>> start Records shown

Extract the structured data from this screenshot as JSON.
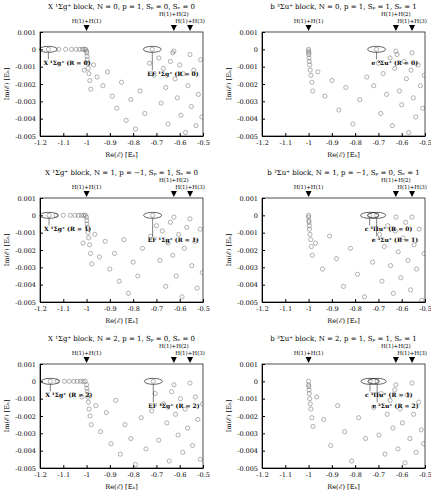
{
  "chart_data": [
    {
      "type": "scatter",
      "title": "X ¹Σg⁺ block, N = 0, p = 1, Sₚ = 0, Sₑ = 0",
      "x_label": "Re(ℰ) [Eₕ]",
      "y_label": "Im(ℰ) [Eₕ]",
      "xlim": [
        -1.2,
        -0.5
      ],
      "xticks": [
        -1.2,
        -1.1,
        -1,
        -0.9,
        -0.8,
        -0.7,
        -0.6,
        -0.5
      ],
      "ylim": [
        -0.005,
        0.001
      ],
      "yticks": [
        0.001,
        0,
        -0.001,
        -0.002,
        -0.003,
        -0.004,
        -0.005
      ],
      "series": [
        {
          "color": "#444444",
          "marker": "circle",
          "x": [
            -1.164,
            -1.12,
            -1.09,
            -1.065,
            -1.045,
            -1.03,
            -1.018,
            -1.01,
            -1.004,
            -1.0,
            -0.999,
            -0.998,
            -0.997,
            -0.995,
            -0.993,
            -0.99,
            -0.986,
            -0.982,
            -1.01,
            -0.97,
            -0.955,
            -0.93,
            -0.91,
            -0.89,
            -0.87,
            -0.85,
            -0.83,
            -0.81,
            -0.79,
            -0.77,
            -0.75,
            -0.7178,
            -0.73,
            -0.71,
            -0.69,
            -0.68,
            -0.67,
            -0.66,
            -0.65,
            -0.64,
            -0.63,
            -0.625,
            -0.62,
            -0.61,
            -0.6,
            -0.595,
            -0.585,
            -0.575,
            -0.565,
            -0.556,
            -0.55,
            -0.54,
            -0.53,
            -0.52,
            -0.51,
            -0.505
          ],
          "values": [
            0,
            0,
            0,
            0,
            0,
            0,
            0,
            0,
            0,
            -0.0001,
            -0.0002,
            -0.0004,
            -0.0006,
            -0.0008,
            -0.0011,
            -0.0014,
            -0.0018,
            -0.0023,
            -0.0012,
            -0.0009,
            -0.0016,
            -0.0021,
            -0.0013,
            -0.0027,
            -0.0034,
            -0.0019,
            -0.0041,
            -0.0029,
            -0.0046,
            -0.0024,
            -0.0037,
            0,
            -0.0008,
            -0.0015,
            -0.0005,
            -0.0031,
            -0.0011,
            -0.0022,
            -0.0043,
            -0.0007,
            -0.0002,
            -0.0001,
            -0.0017,
            -0.0028,
            -0.0009,
            -0.0038,
            -0.0014,
            -0.0048,
            -0.0021,
            -0.0003,
            -0.0033,
            -0.0012,
            -0.0044,
            -0.0026,
            -0.0006,
            -0.0039
          ]
        }
      ],
      "thresholds": [
        {
          "label": "H(1)+H(1)",
          "x": -1.0
        },
        {
          "label": "H(1)+H(2)",
          "x": -0.625
        },
        {
          "label": "H(1)+H(3)",
          "x": -0.5556
        }
      ],
      "annotations": [
        {
          "text": "X ¹Σg⁺ (R = 0)",
          "x": -1.164,
          "y": 0
        },
        {
          "text": "EF ¹Σg⁺ (R = 0)",
          "x": -0.7178,
          "y": 0
        }
      ]
    },
    {
      "type": "scatter",
      "title": "b ³Σu⁺ block, N = 0, p = 1, Sₚ = 1, Sₑ = 1",
      "x_label": "Re(ℰ) [Eₕ]",
      "y_label": "Im(ℰ) [Eₕ]",
      "xlim": [
        -1.2,
        -0.5
      ],
      "xticks": [
        -1.2,
        -1.1,
        -1,
        -0.9,
        -0.8,
        -0.7,
        -0.6,
        -0.5
      ],
      "ylim": [
        -0.005,
        0.001
      ],
      "yticks": [
        0.001,
        0,
        -0.001,
        -0.002,
        -0.003,
        -0.004,
        -0.005
      ],
      "series": [
        {
          "color": "#444444",
          "marker": "circle",
          "x": [
            -1.0,
            -1.0,
            -0.999,
            -0.999,
            -0.998,
            -0.997,
            -0.995,
            -0.993,
            -0.99,
            -0.986,
            -0.982,
            -0.96,
            -0.93,
            -0.9,
            -0.87,
            -0.84,
            -0.81,
            -0.78,
            -0.75,
            -0.708,
            -0.72,
            -0.7,
            -0.69,
            -0.68,
            -0.665,
            -0.65,
            -0.64,
            -0.63,
            -0.625,
            -0.62,
            -0.61,
            -0.6,
            -0.59,
            -0.58,
            -0.57,
            -0.56,
            -0.556,
            -0.55,
            -0.54,
            -0.53,
            -0.52,
            -0.51,
            -0.503
          ],
          "values": [
            0,
            -0.0001,
            -0.0002,
            -0.0003,
            -0.0005,
            -0.0007,
            -0.0009,
            -0.0012,
            -0.0015,
            -0.0019,
            -0.0024,
            -0.0013,
            -0.0027,
            -0.0018,
            -0.0035,
            -0.0022,
            -0.0043,
            -0.0029,
            -0.0016,
            0,
            -0.0021,
            -0.0008,
            -0.0037,
            -0.0014,
            -0.0026,
            -0.0005,
            -0.0044,
            -0.0011,
            -0.0001,
            -0.0003,
            -0.0024,
            -0.0032,
            -0.0007,
            -0.0017,
            -0.0048,
            -0.0012,
            -0.0002,
            -0.0028,
            -0.0039,
            -0.0009,
            -0.0021,
            -0.0034,
            -0.0015
          ]
        }
      ],
      "thresholds": [
        {
          "label": "H(1)+H(1)",
          "x": -1.0
        },
        {
          "label": "H(1)+H(2)",
          "x": -0.625
        },
        {
          "label": "H(1)+H(3)",
          "x": -0.5556
        }
      ],
      "annotations": [
        {
          "text": "e ³Σu⁺ (R = 0)",
          "x": -0.708,
          "y": 0
        }
      ]
    },
    {
      "type": "scatter",
      "title": "X ¹Σg⁺ block, N = 1, p = −1, Sₚ = 1, Sₑ = 0",
      "x_label": "Re(ℰ) [Eₕ]",
      "y_label": "Im(ℰ) [Eₕ]",
      "xlim": [
        -1.2,
        -0.5
      ],
      "xticks": [
        -1.2,
        -1.1,
        -1,
        -0.9,
        -0.8,
        -0.7,
        -0.6,
        -0.5
      ],
      "ylim": [
        -0.005,
        0.001
      ],
      "yticks": [
        0.001,
        0,
        -0.001,
        -0.002,
        -0.003,
        -0.004,
        -0.005
      ],
      "series": [
        {
          "color": "#444444",
          "marker": "circle",
          "x": [
            -1.1612,
            -1.13,
            -1.1,
            -1.07,
            -1.05,
            -1.035,
            -1.022,
            -1.012,
            -1.005,
            -1.0,
            -0.999,
            -0.998,
            -0.996,
            -0.994,
            -0.991,
            -0.987,
            -0.983,
            -0.978,
            -1.015,
            -0.965,
            -0.945,
            -0.92,
            -0.9,
            -0.88,
            -0.86,
            -0.84,
            -0.82,
            -0.8,
            -0.78,
            -0.76,
            -0.7163,
            -0.725,
            -0.7,
            -0.685,
            -0.675,
            -0.66,
            -0.65,
            -0.64,
            -0.63,
            -0.625,
            -0.615,
            -0.605,
            -0.59,
            -0.58,
            -0.57,
            -0.556,
            -0.548,
            -0.535,
            -0.525,
            -0.512,
            -0.503
          ],
          "values": [
            0,
            0,
            0,
            0,
            0,
            0,
            0,
            0,
            0,
            -0.0001,
            -0.0003,
            -0.0005,
            -0.0007,
            -0.001,
            -0.0013,
            -0.0017,
            -0.0022,
            -0.0028,
            -0.0016,
            -0.0011,
            -0.0024,
            -0.0015,
            -0.0031,
            -0.0022,
            -0.0038,
            -0.0014,
            -0.0045,
            -0.0027,
            -0.0035,
            -0.0019,
            0,
            -0.0012,
            -0.0006,
            -0.0026,
            -0.0009,
            -0.0041,
            -0.0016,
            -0.0004,
            -0.0023,
            -0.0001,
            -0.0035,
            -0.0011,
            -0.0047,
            -0.0019,
            -0.0007,
            -0.0002,
            -0.0029,
            -0.0015,
            -0.0042,
            -0.0008,
            -0.0033
          ]
        }
      ],
      "thresholds": [
        {
          "label": "H(1)+H(1)",
          "x": -1.0
        },
        {
          "label": "H(1)+H(2)",
          "x": -0.625
        },
        {
          "label": "H(1)+H(3)",
          "x": -0.5556
        }
      ],
      "annotations": [
        {
          "text": "X ¹Σg⁺ (R = 1)",
          "x": -1.1612,
          "y": 0
        },
        {
          "text": "EF ¹Σg⁺ (R = 1)",
          "x": -0.7163,
          "y": 0
        }
      ]
    },
    {
      "type": "scatter",
      "title": "b ³Σu⁺ block, N = 1, p = −1, Sₚ = 0, Sₑ = 1",
      "x_label": "Re(ℰ) [Eₕ]",
      "y_label": "Im(ℰ) [Eₕ]",
      "xlim": [
        -1.2,
        -0.5
      ],
      "xticks": [
        -1.2,
        -1.1,
        -1,
        -0.9,
        -0.8,
        -0.7,
        -0.6,
        -0.5
      ],
      "ylim": [
        -0.005,
        0.001
      ],
      "yticks": [
        0.001,
        0,
        -0.001,
        -0.002,
        -0.003,
        -0.004,
        -0.005
      ],
      "series": [
        {
          "color": "#444444",
          "marker": "circle",
          "x": [
            -1.0,
            -1.0,
            -0.999,
            -0.998,
            -0.997,
            -0.996,
            -0.994,
            -0.991,
            -0.988,
            -0.984,
            -0.97,
            -0.94,
            -0.91,
            -0.88,
            -0.85,
            -0.82,
            -0.79,
            -0.76,
            -0.7378,
            -0.7075,
            -0.725,
            -0.695,
            -0.685,
            -0.675,
            -0.66,
            -0.648,
            -0.636,
            -0.628,
            -0.625,
            -0.615,
            -0.604,
            -0.594,
            -0.583,
            -0.573,
            -0.562,
            -0.556,
            -0.547,
            -0.536,
            -0.525,
            -0.514,
            -0.504
          ],
          "values": [
            0,
            -0.0001,
            -0.0003,
            -0.0004,
            -0.0006,
            -0.0008,
            -0.0011,
            -0.0014,
            -0.0018,
            -0.0023,
            -0.0016,
            -0.0031,
            -0.0012,
            -0.0025,
            -0.0041,
            -0.0019,
            -0.0034,
            -0.0047,
            0,
            0,
            -0.0027,
            -0.0011,
            -0.0038,
            -0.0018,
            -0.0006,
            -0.0029,
            -0.0045,
            -0.0009,
            -0.0001,
            -0.0021,
            -0.0036,
            -0.0013,
            -0.0004,
            -0.0026,
            -0.0043,
            -0.0001,
            -0.0017,
            -0.0031,
            -0.0008,
            -0.0049,
            -0.0022
          ]
        }
      ],
      "thresholds": [
        {
          "label": "H(1)+H(1)",
          "x": -1.0
        },
        {
          "label": "H(1)+H(2)",
          "x": -0.625
        },
        {
          "label": "H(1)+H(3)",
          "x": -0.5556
        }
      ],
      "annotations": [
        {
          "text": "c ³Πu⁺ (R = 0)",
          "x": -0.7378,
          "y": 0
        },
        {
          "text": "e ³Σu⁺ (R = 1)",
          "x": -0.7075,
          "y": 0
        }
      ]
    },
    {
      "type": "scatter",
      "title": "X ¹Σg⁺ block, N = 2, p = 1, Sₚ = 0, Sₑ = 0",
      "x_label": "Re(ℰ) [Eₕ]",
      "y_label": "Im(ℰ) [Eₕ]",
      "xlim": [
        -1.2,
        -0.5
      ],
      "xticks": [
        -1.2,
        -1.1,
        -1,
        -0.9,
        -0.8,
        -0.7,
        -0.6,
        -0.5
      ],
      "ylim": [
        -0.005,
        0.001
      ],
      "yticks": [
        0.001,
        0,
        -0.001,
        -0.002,
        -0.003,
        -0.004,
        -0.005
      ],
      "series": [
        {
          "color": "#444444",
          "marker": "circle",
          "x": [
            -1.1557,
            -1.125,
            -1.095,
            -1.075,
            -1.055,
            -1.04,
            -1.026,
            -1.015,
            -1.006,
            -1.0,
            -0.999,
            -0.997,
            -0.995,
            -0.992,
            -0.989,
            -0.985,
            -0.98,
            -1.02,
            -0.96,
            -0.94,
            -0.915,
            -0.895,
            -0.875,
            -0.855,
            -0.835,
            -0.81,
            -0.79,
            -0.765,
            -0.745,
            -0.7134,
            -0.72,
            -0.705,
            -0.69,
            -0.67,
            -0.655,
            -0.645,
            -0.635,
            -0.625,
            -0.618,
            -0.607,
            -0.597,
            -0.587,
            -0.577,
            -0.566,
            -0.556,
            -0.545,
            -0.533,
            -0.522,
            -0.511,
            -0.502
          ],
          "values": [
            0,
            0,
            0,
            0,
            0,
            0,
            0,
            0,
            0,
            -0.0002,
            -0.0004,
            -0.0006,
            -0.0009,
            -0.0012,
            -0.0016,
            -0.002,
            -0.0025,
            -0.0009,
            -0.0014,
            -0.0029,
            -0.0018,
            -0.0036,
            -0.0011,
            -0.0042,
            -0.0025,
            -0.0033,
            -0.0048,
            -0.0021,
            -0.0039,
            0,
            -0.0017,
            -0.0007,
            -0.0034,
            -0.0013,
            -0.0024,
            -0.0046,
            -0.0006,
            -0.0002,
            -0.0019,
            -0.0031,
            -0.001,
            -0.0041,
            -0.0016,
            -0.0027,
            -0.0001,
            -0.0037,
            -0.0009,
            -0.0022,
            -0.0045,
            -0.0013
          ]
        }
      ],
      "thresholds": [
        {
          "label": "H(1)+H(1)",
          "x": -1.0
        },
        {
          "label": "H(1)+H(2)",
          "x": -0.625
        },
        {
          "label": "H(1)+H(3)",
          "x": -0.5556
        }
      ],
      "annotations": [
        {
          "text": "X ¹Σg⁺ (R = 2)",
          "x": -1.1557,
          "y": 0
        },
        {
          "text": "EF ¹Σg⁺ (R = 2)",
          "x": -0.7134,
          "y": 0
        }
      ]
    },
    {
      "type": "scatter",
      "title": "b ³Σu⁺ block, N = 2, p = 1, Sₚ = 1, Sₑ = 1",
      "x_label": "Re(ℰ) [Eₕ]",
      "y_label": "Im(ℰ) [Eₕ]",
      "xlim": [
        -1.2,
        -0.5
      ],
      "xticks": [
        -1.2,
        -1.1,
        -1,
        -0.9,
        -0.8,
        -0.7,
        -0.6,
        -0.5
      ],
      "ylim": [
        -0.005,
        0.001
      ],
      "yticks": [
        0.001,
        0,
        -0.001,
        -0.002,
        -0.003,
        -0.004,
        -0.005
      ],
      "series": [
        {
          "color": "#444444",
          "marker": "circle",
          "x": [
            -1.0,
            -1.0,
            -0.999,
            -0.998,
            -0.997,
            -0.995,
            -0.993,
            -0.99,
            -0.986,
            -0.981,
            -0.965,
            -0.935,
            -0.905,
            -0.875,
            -0.845,
            -0.815,
            -0.785,
            -0.755,
            -0.7363,
            -0.7054,
            -0.72,
            -0.698,
            -0.688,
            -0.672,
            -0.662,
            -0.65,
            -0.638,
            -0.63,
            -0.625,
            -0.616,
            -0.607,
            -0.597,
            -0.586,
            -0.576,
            -0.565,
            -0.556,
            -0.549,
            -0.538,
            -0.527,
            -0.516,
            -0.506
          ],
          "values": [
            0,
            -0.0002,
            -0.0003,
            -0.0005,
            -0.0007,
            -0.001,
            -0.0013,
            -0.0016,
            -0.0021,
            -0.0026,
            -0.0009,
            -0.0022,
            -0.0037,
            -0.0014,
            -0.0029,
            -0.0046,
            -0.0021,
            -0.0033,
            0,
            0,
            -0.0015,
            -0.0031,
            -0.0007,
            -0.0042,
            -0.0019,
            -0.0011,
            -0.0027,
            -0.0005,
            -0.0002,
            -0.0039,
            -0.0016,
            -0.0024,
            -0.0047,
            -0.0008,
            -0.0033,
            -0.0001,
            -0.0019,
            -0.0041,
            -0.0012,
            -0.0028,
            -0.0036
          ]
        }
      ],
      "thresholds": [
        {
          "label": "H(1)+H(1)",
          "x": -1.0
        },
        {
          "label": "H(1)+H(2)",
          "x": -0.625
        },
        {
          "label": "H(1)+H(3)",
          "x": -0.5556
        }
      ],
      "annotations": [
        {
          "text": "c ³Πu⁺ (R = 1)",
          "x": -0.7363,
          "y": 0
        },
        {
          "text": "e ³Σu⁺ (R = 2)",
          "x": -0.7054,
          "y": 0
        }
      ]
    }
  ]
}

>> end Records shown

Do this
Which lines in the listing above hold the word "block"? Show each of them.

Exercise solution
      "title": "X ¹Σg⁺ block, N = 0, p = 1, Sₚ = 0, Sₑ = 0",
      "title": "b ³Σu⁺ block, N = 0, p = 1, Sₚ = 1, Sₑ = 1",
      "title": "X ¹Σg⁺ block, N = 1, p = −1, Sₚ = 1, Sₑ = 0",
      "title": "b ³Σu⁺ block, N = 1, p = −1, Sₚ = 0, Sₑ = 1",
      "title": "X ¹Σg⁺ block, N = 2, p = 1, Sₚ = 0, Sₑ = 0",
      "title": "b ³Σu⁺ block, N = 2, p = 1, Sₚ = 1, Sₑ = 1",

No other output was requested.